## Work instructions
Provide nothing beyond the count of lines that include the string "Alameda".

## Extracted information
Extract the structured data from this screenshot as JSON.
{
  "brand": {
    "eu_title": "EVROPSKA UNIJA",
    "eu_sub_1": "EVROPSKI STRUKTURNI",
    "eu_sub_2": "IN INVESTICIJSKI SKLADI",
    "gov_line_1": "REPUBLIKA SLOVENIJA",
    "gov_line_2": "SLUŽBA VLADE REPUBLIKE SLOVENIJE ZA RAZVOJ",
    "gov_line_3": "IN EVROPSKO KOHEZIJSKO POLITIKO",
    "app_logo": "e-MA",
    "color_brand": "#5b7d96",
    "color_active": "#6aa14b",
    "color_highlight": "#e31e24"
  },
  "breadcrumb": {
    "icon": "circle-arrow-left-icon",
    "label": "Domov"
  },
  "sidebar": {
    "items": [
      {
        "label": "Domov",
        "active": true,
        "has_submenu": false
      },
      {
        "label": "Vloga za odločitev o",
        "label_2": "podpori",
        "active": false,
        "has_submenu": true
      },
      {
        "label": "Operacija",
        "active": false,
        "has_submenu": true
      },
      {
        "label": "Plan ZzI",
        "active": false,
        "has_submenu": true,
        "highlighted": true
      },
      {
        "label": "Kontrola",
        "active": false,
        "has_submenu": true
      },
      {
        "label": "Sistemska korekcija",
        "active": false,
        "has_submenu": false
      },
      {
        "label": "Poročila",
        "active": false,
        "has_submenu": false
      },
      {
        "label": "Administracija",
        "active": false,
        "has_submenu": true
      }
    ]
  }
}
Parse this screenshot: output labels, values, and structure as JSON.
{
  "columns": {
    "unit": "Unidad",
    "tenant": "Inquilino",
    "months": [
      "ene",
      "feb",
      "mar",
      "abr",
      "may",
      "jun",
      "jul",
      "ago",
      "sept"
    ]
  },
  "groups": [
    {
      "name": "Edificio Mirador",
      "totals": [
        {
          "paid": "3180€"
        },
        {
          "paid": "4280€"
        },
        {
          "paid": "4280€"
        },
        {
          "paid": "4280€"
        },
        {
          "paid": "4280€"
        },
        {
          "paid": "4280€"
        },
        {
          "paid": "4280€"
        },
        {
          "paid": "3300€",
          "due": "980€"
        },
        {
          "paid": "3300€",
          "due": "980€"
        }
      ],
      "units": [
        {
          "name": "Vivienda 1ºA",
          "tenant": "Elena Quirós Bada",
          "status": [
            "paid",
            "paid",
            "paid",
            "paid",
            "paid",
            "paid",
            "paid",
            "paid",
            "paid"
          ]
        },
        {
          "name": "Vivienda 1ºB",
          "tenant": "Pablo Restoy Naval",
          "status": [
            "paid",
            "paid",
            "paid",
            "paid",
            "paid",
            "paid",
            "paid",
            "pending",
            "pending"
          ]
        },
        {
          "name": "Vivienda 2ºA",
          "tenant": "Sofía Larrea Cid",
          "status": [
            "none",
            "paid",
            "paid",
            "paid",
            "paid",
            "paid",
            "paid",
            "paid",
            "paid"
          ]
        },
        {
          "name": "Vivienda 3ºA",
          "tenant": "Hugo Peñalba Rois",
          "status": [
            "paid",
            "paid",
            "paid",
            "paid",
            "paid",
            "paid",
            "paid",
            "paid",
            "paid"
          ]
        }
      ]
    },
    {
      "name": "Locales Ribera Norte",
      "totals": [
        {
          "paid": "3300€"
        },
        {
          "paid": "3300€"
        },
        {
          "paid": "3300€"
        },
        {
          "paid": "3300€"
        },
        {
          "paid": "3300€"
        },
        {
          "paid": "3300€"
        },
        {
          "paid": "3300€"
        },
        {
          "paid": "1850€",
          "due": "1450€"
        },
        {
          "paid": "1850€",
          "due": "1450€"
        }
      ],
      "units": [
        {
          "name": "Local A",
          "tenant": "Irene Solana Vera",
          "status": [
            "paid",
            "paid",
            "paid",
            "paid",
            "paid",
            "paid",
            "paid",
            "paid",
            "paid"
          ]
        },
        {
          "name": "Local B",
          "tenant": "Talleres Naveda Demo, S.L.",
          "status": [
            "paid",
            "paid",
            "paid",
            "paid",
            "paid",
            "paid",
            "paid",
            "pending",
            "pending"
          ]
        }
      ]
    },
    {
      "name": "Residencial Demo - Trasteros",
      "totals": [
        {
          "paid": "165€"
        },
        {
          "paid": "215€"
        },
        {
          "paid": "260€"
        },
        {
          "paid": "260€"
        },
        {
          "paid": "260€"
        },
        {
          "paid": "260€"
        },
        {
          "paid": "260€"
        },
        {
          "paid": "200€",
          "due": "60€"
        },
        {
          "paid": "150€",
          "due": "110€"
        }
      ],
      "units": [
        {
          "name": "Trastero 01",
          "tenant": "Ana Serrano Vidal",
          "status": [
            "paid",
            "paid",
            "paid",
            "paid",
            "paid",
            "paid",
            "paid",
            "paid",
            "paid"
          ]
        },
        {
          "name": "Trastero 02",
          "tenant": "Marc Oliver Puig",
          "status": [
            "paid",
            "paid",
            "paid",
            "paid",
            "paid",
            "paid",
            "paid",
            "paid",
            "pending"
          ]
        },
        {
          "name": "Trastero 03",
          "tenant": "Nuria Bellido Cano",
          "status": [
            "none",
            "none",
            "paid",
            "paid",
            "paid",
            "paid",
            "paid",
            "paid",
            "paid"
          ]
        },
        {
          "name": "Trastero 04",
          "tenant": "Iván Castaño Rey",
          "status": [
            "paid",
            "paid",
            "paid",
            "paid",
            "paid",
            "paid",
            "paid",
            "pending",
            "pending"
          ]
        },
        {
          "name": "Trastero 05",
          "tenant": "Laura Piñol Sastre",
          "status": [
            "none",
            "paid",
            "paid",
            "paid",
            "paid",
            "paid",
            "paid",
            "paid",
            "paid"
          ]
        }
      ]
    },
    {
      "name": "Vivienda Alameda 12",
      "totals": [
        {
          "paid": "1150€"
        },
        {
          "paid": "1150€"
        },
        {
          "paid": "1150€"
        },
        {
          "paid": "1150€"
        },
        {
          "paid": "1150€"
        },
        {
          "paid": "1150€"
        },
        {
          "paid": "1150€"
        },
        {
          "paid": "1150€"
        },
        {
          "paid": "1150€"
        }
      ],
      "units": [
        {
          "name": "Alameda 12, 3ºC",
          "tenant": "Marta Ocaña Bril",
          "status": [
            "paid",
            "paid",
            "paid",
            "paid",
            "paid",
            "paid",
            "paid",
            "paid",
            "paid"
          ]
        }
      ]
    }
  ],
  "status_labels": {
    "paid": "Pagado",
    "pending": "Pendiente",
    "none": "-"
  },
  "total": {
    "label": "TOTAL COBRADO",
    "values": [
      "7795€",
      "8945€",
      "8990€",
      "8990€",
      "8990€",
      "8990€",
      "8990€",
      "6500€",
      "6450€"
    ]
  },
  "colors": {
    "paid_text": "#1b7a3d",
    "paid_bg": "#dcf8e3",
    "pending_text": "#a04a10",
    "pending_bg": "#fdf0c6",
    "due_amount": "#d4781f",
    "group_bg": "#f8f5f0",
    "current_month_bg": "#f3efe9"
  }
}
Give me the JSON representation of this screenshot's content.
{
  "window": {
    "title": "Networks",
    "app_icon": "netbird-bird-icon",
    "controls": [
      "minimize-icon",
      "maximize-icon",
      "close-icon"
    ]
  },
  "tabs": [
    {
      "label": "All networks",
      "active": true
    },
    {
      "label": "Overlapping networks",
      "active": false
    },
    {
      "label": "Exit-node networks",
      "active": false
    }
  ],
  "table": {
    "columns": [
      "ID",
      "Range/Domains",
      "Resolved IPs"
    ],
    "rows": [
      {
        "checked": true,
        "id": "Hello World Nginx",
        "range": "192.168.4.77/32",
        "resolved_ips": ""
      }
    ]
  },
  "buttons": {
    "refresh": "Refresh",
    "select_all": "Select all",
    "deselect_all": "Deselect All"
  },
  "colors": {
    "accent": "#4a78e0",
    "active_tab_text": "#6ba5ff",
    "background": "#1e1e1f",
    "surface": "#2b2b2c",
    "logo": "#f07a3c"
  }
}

## Task result
2